Restate the records below word for word, and omit the images they hold.

## begin

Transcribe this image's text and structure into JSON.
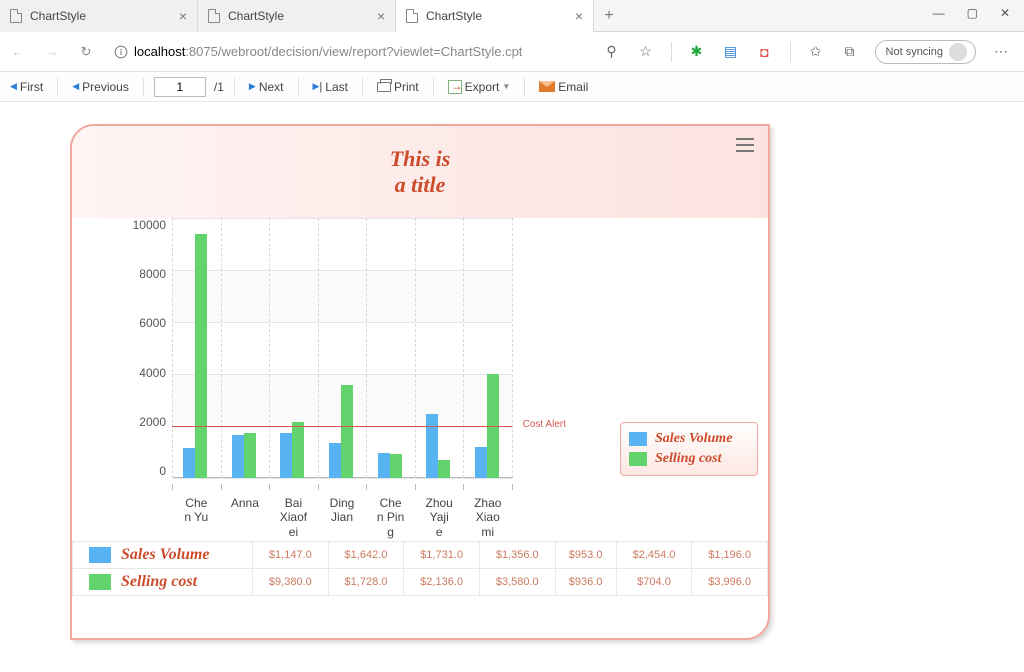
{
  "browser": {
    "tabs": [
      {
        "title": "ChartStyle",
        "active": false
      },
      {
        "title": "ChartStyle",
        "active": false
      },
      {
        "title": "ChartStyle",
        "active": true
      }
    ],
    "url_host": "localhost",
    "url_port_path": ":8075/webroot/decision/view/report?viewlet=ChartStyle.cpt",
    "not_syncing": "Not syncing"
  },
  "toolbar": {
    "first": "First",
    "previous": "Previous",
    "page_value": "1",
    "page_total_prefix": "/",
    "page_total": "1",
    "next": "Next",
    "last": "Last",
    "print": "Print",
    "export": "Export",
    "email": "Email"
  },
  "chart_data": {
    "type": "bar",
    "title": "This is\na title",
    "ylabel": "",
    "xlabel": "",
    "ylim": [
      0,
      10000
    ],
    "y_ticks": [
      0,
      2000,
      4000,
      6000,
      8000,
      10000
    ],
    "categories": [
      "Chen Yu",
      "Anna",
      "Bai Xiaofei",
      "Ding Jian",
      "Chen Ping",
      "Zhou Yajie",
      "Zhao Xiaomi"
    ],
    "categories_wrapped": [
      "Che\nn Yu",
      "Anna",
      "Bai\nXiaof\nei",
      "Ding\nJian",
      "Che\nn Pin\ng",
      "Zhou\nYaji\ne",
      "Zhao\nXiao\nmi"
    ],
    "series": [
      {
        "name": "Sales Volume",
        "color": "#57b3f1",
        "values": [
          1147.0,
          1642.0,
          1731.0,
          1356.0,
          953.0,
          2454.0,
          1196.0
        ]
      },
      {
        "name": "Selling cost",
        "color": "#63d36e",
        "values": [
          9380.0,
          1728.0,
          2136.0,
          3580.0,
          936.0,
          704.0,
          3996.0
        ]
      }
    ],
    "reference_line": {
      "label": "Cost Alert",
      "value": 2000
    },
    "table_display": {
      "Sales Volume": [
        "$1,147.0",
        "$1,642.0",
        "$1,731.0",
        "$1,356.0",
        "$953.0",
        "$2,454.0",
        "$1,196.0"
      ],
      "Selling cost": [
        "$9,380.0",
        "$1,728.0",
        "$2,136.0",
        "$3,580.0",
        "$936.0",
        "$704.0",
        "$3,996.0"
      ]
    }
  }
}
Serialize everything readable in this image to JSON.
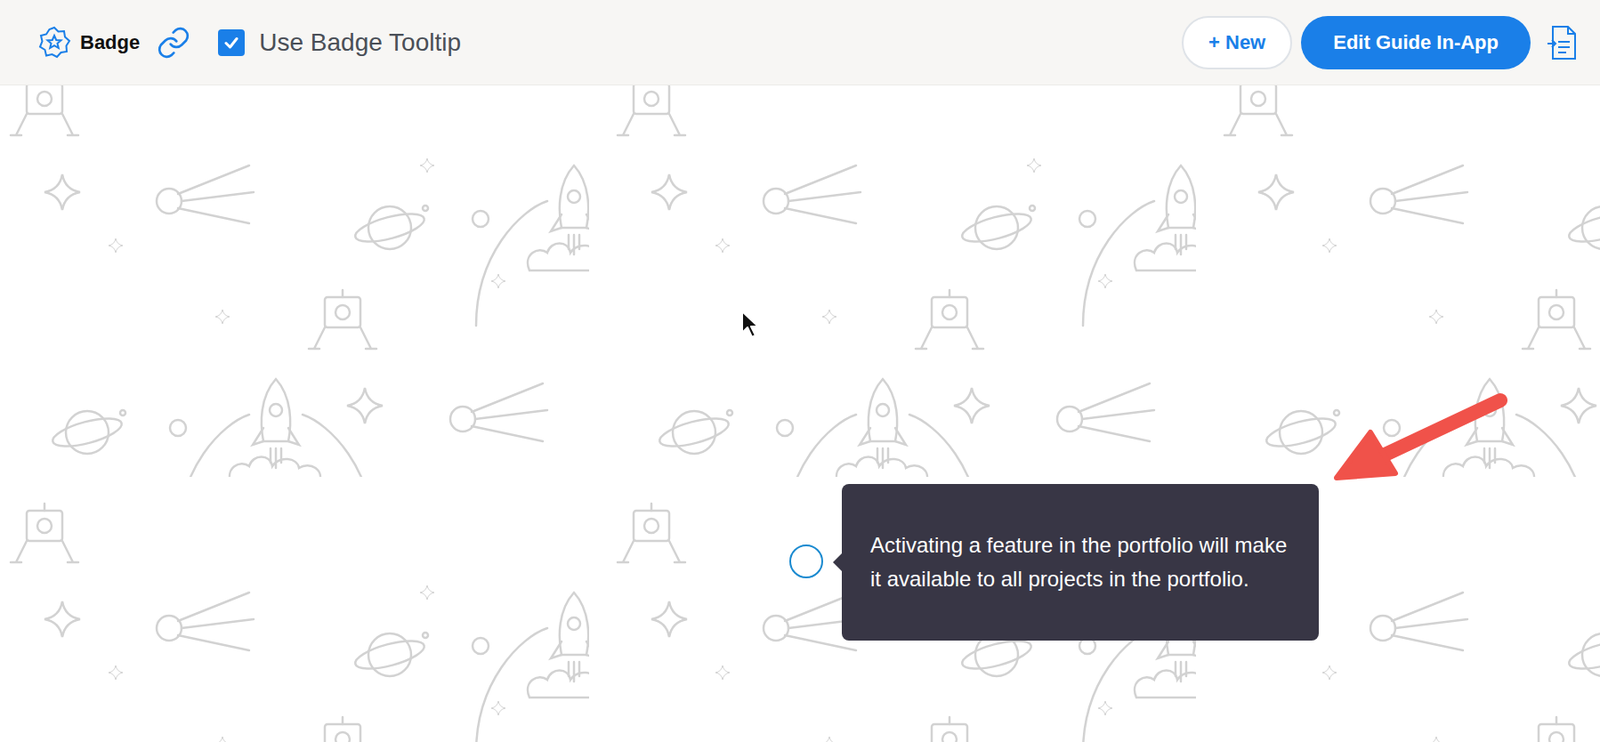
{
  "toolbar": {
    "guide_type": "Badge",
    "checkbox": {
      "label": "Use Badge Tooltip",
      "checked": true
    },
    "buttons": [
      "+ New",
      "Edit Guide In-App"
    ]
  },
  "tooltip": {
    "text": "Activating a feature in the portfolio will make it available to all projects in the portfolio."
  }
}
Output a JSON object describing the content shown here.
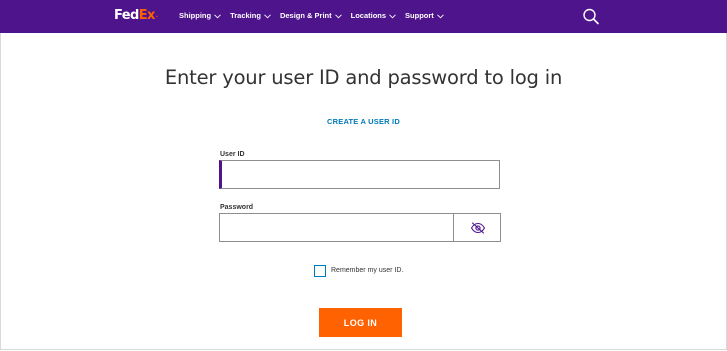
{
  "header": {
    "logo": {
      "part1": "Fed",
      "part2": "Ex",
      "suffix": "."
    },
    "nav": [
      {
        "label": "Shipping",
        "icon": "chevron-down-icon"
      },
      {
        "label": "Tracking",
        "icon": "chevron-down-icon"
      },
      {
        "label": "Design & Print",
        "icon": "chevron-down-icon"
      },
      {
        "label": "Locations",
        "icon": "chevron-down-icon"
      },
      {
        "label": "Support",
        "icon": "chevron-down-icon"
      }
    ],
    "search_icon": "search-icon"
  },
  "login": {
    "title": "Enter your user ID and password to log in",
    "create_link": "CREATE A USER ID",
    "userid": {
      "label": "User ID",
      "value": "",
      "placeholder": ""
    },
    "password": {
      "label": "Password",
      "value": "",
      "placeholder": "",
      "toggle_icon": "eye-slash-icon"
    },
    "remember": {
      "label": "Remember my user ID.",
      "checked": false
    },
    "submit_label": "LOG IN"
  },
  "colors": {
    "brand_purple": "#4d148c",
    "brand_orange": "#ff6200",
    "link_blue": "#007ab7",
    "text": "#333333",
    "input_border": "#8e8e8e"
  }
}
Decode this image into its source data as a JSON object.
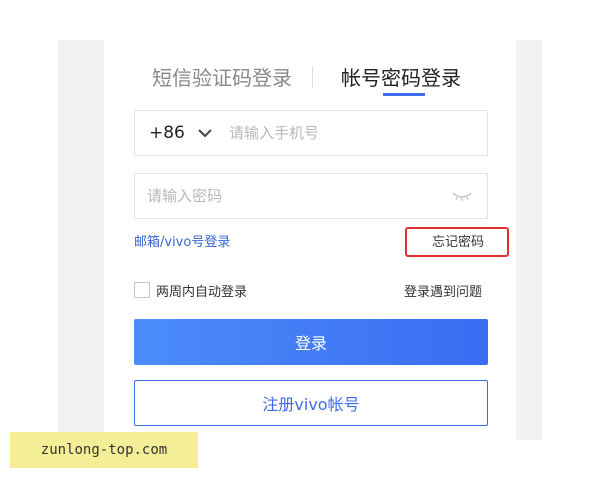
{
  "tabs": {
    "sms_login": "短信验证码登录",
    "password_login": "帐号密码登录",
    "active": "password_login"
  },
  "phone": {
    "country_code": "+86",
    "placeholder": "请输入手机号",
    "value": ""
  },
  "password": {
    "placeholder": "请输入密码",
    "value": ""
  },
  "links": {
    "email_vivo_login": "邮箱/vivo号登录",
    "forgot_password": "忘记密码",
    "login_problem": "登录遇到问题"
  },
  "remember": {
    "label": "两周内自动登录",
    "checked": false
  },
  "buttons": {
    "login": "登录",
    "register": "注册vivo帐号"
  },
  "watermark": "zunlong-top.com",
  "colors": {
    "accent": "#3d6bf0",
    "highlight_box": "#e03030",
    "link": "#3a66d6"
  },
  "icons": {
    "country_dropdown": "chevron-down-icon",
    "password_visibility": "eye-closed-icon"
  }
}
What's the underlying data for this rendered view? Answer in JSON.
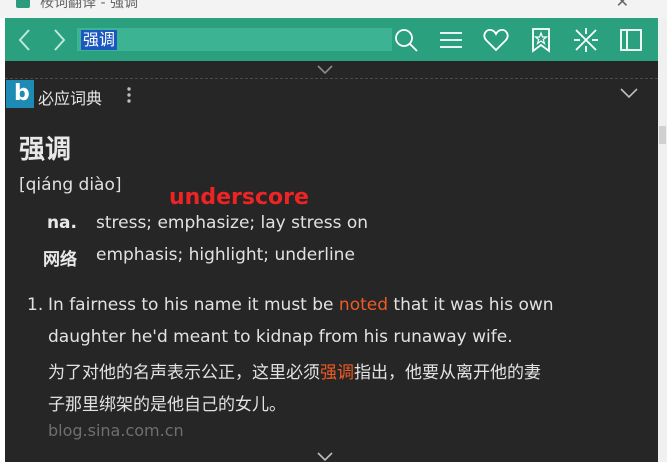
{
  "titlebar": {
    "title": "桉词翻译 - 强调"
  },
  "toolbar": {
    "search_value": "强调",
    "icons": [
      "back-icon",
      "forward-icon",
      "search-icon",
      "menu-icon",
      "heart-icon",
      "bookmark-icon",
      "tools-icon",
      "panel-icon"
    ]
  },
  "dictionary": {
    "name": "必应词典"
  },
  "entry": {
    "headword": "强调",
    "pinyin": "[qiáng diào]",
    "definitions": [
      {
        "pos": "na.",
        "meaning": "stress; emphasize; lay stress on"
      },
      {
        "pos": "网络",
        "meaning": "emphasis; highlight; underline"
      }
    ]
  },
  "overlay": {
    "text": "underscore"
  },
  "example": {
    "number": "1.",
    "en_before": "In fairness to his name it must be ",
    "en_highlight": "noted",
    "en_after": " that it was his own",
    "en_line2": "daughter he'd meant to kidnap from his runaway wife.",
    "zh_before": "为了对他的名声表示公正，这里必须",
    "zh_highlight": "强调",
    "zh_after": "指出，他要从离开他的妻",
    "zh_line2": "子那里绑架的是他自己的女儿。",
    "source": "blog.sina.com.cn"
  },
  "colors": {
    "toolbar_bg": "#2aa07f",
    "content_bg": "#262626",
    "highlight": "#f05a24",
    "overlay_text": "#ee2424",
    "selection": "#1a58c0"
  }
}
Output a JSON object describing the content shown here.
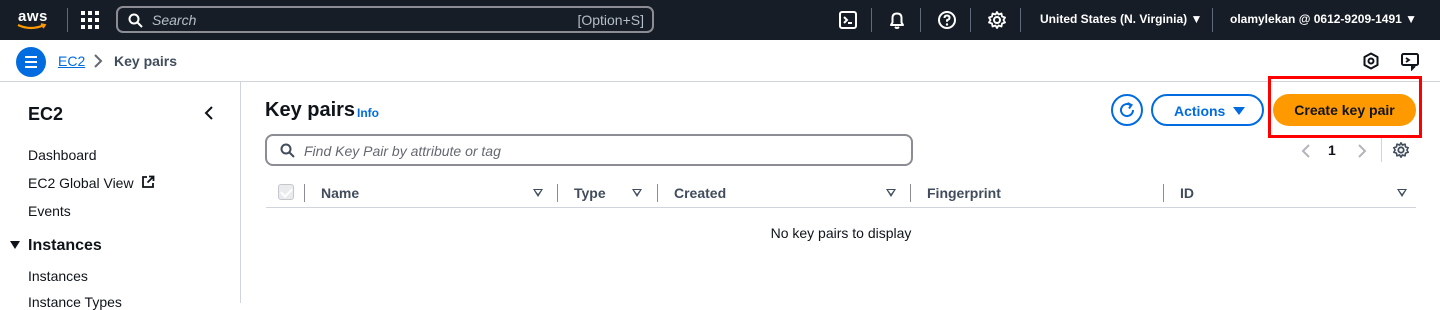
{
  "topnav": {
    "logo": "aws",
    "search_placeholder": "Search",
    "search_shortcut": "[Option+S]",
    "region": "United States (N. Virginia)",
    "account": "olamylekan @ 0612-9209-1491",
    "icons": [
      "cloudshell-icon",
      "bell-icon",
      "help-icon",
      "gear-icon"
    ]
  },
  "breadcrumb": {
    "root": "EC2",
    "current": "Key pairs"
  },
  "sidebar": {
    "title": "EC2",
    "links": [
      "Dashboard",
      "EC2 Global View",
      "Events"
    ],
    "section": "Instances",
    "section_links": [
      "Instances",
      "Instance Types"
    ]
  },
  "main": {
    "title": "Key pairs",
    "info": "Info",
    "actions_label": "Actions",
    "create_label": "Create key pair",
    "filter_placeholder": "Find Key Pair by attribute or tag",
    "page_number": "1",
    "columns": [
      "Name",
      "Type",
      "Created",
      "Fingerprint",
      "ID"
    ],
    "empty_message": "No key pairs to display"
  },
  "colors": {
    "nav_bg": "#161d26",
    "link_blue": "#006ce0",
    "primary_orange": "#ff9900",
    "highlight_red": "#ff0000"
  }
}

## end

**The output:**
Transcribe this image's text and structure into JSON.
{
  "browser": {
    "tabs": [
      {
        "title": "ChartStyle",
        "active": false
      },
      {
        "title": "ChartStyle",
        "active": false
      },
      {
        "title": "ChartStyle",
        "active": true
      }
    ],
    "url_host": "localhost",
    "url_port_path": ":8075/webroot/decision/view/report?viewlet=ChartStyle.cpt",
    "not_syncing": "Not syncing"
  },
  "toolbar": {
    "first": "First",
    "previous": "Previous",
    "page_value": "1",
    "page_total_prefix": "/",
    "page_total": "1",
    "next": "Next",
    "last": "Last",
    "print": "Print",
    "export": "Export",
    "email": "Email"
  },
  "chart_data": {
    "type": "bar",
    "title": "This is\na title",
    "ylabel": "",
    "xlabel": "",
    "ylim": [
      0,
      10000
    ],
    "y_ticks": [
      0,
      2000,
      4000,
      6000,
      8000,
      10000
    ],
    "categories": [
      "Chen Yu",
      "Anna",
      "Bai Xiaofei",
      "Ding Jian",
      "Chen Ping",
      "Zhou Yajie",
      "Zhao Xiaomi"
    ],
    "categories_wrapped": [
      "Che\nn Yu",
      "Anna",
      "Bai\nXiaof\nei",
      "Ding\nJian",
      "Che\nn Pin\ng",
      "Zhou\nYaji\ne",
      "Zhao\nXiao\nmi"
    ],
    "series": [
      {
        "name": "Sales Volume",
        "color": "#57b3f1",
        "values": [
          1147.0,
          1642.0,
          1731.0,
          1356.0,
          953.0,
          2454.0,
          1196.0
        ]
      },
      {
        "name": "Selling cost",
        "color": "#63d36e",
        "values": [
          9380.0,
          1728.0,
          2136.0,
          3580.0,
          936.0,
          704.0,
          3996.0
        ]
      }
    ],
    "reference_line": {
      "label": "Cost Alert",
      "value": 2000
    },
    "table_display": {
      "Sales Volume": [
        "$1,147.0",
        "$1,642.0",
        "$1,731.0",
        "$1,356.0",
        "$953.0",
        "$2,454.0",
        "$1,196.0"
      ],
      "Selling cost": [
        "$9,380.0",
        "$1,728.0",
        "$2,136.0",
        "$3,580.0",
        "$936.0",
        "$704.0",
        "$3,996.0"
      ]
    }
  }
}
Serialize everything readable in this image to JSON.
{
  "toolbar": {
    "guide_type": "Badge",
    "checkbox": {
      "label": "Use Badge Tooltip",
      "checked": true
    },
    "buttons": [
      "+ New",
      "Edit Guide In-App"
    ]
  },
  "tooltip": {
    "text": "Activating a feature in the portfolio will make it available to all projects in the portfolio."
  }
}
Output a JSON object describing the content shown here.
{
  "header": {
    "logo": {
      "part1": "Fed",
      "part2": "Ex",
      "suffix": "."
    },
    "nav": [
      {
        "label": "Shipping",
        "icon": "chevron-down-icon"
      },
      {
        "label": "Tracking",
        "icon": "chevron-down-icon"
      },
      {
        "label": "Design & Print",
        "icon": "chevron-down-icon"
      },
      {
        "label": "Locations",
        "icon": "chevron-down-icon"
      },
      {
        "label": "Support",
        "icon": "chevron-down-icon"
      }
    ],
    "search_icon": "search-icon"
  },
  "login": {
    "title": "Enter your user ID and password to log in",
    "create_link": "CREATE A USER ID",
    "userid": {
      "label": "User ID",
      "value": "",
      "placeholder": ""
    },
    "password": {
      "label": "Password",
      "value": "",
      "placeholder": "",
      "toggle_icon": "eye-slash-icon"
    },
    "remember": {
      "label": "Remember my user ID.",
      "checked": false
    },
    "submit_label": "LOG IN"
  },
  "colors": {
    "brand_purple": "#4d148c",
    "brand_orange": "#ff6200",
    "link_blue": "#007ab7",
    "text": "#333333",
    "input_border": "#8e8e8e"
  }
}
Decode this image into its source data as a JSON object.
{
  "tabs": {
    "sms_login": "短信验证码登录",
    "password_login": "帐号密码登录",
    "active": "password_login"
  },
  "phone": {
    "country_code": "+86",
    "placeholder": "请输入手机号",
    "value": ""
  },
  "password": {
    "placeholder": "请输入密码",
    "value": ""
  },
  "links": {
    "email_vivo_login": "邮箱/vivo号登录",
    "forgot_password": "忘记密码",
    "login_problem": "登录遇到问题"
  },
  "remember": {
    "label": "两周内自动登录",
    "checked": false
  },
  "buttons": {
    "login": "登录",
    "register": "注册vivo帐号"
  },
  "watermark": "zunlong-top.com",
  "colors": {
    "accent": "#3d6bf0",
    "highlight_box": "#e03030",
    "link": "#3a66d6"
  },
  "icons": {
    "country_dropdown": "chevron-down-icon",
    "password_visibility": "eye-closed-icon"
  }
}
What's the underlying data for this rendered view? Answer in JSON.
{
  "titlebar": {
    "title": "桉词翻译 - 强调"
  },
  "toolbar": {
    "search_value": "强调",
    "icons": [
      "back-icon",
      "forward-icon",
      "search-icon",
      "menu-icon",
      "heart-icon",
      "bookmark-icon",
      "tools-icon",
      "panel-icon"
    ]
  },
  "dictionary": {
    "name": "必应词典"
  },
  "entry": {
    "headword": "强调",
    "pinyin": "[qiáng diào]",
    "definitions": [
      {
        "pos": "na.",
        "meaning": "stress; emphasize; lay stress on"
      },
      {
        "pos": "网络",
        "meaning": "emphasis; highlight; underline"
      }
    ]
  },
  "overlay": {
    "text": "underscore"
  },
  "example": {
    "number": "1.",
    "en_before": "In fairness to his name it must be ",
    "en_highlight": "noted",
    "en_after": " that it was his own",
    "en_line2": "daughter he'd meant to kidnap from his runaway wife.",
    "zh_before": "为了对他的名声表示公正，这里必须",
    "zh_highlight": "强调",
    "zh_after": "指出，他要从离开他的妻",
    "zh_line2": "子那里绑架的是他自己的女儿。",
    "source": "blog.sina.com.cn"
  },
  "colors": {
    "toolbar_bg": "#2aa07f",
    "content_bg": "#262626",
    "highlight": "#f05a24",
    "overlay_text": "#ee2424",
    "selection": "#1a58c0"
  }
}
Output a JSON object describing the content shown here.
{
  "topnav": {
    "logo": "aws",
    "search_placeholder": "Search",
    "search_shortcut": "[Option+S]",
    "region": "United States (N. Virginia)",
    "account": "olamylekan @ 0612-9209-1491",
    "icons": [
      "cloudshell-icon",
      "bell-icon",
      "help-icon",
      "gear-icon"
    ]
  },
  "breadcrumb": {
    "root": "EC2",
    "current": "Key pairs"
  },
  "sidebar": {
    "title": "EC2",
    "links": [
      "Dashboard",
      "EC2 Global View",
      "Events"
    ],
    "section": "Instances",
    "section_links": [
      "Instances",
      "Instance Types"
    ]
  },
  "main": {
    "title": "Key pairs",
    "info": "Info",
    "actions_label": "Actions",
    "create_label": "Create key pair",
    "filter_placeholder": "Find Key Pair by attribute or tag",
    "page_number": "1",
    "columns": [
      "Name",
      "Type",
      "Created",
      "Fingerprint",
      "ID"
    ],
    "empty_message": "No key pairs to display"
  },
  "colors": {
    "nav_bg": "#161d26",
    "link_blue": "#006ce0",
    "primary_orange": "#ff9900",
    "highlight_red": "#ff0000"
  }
}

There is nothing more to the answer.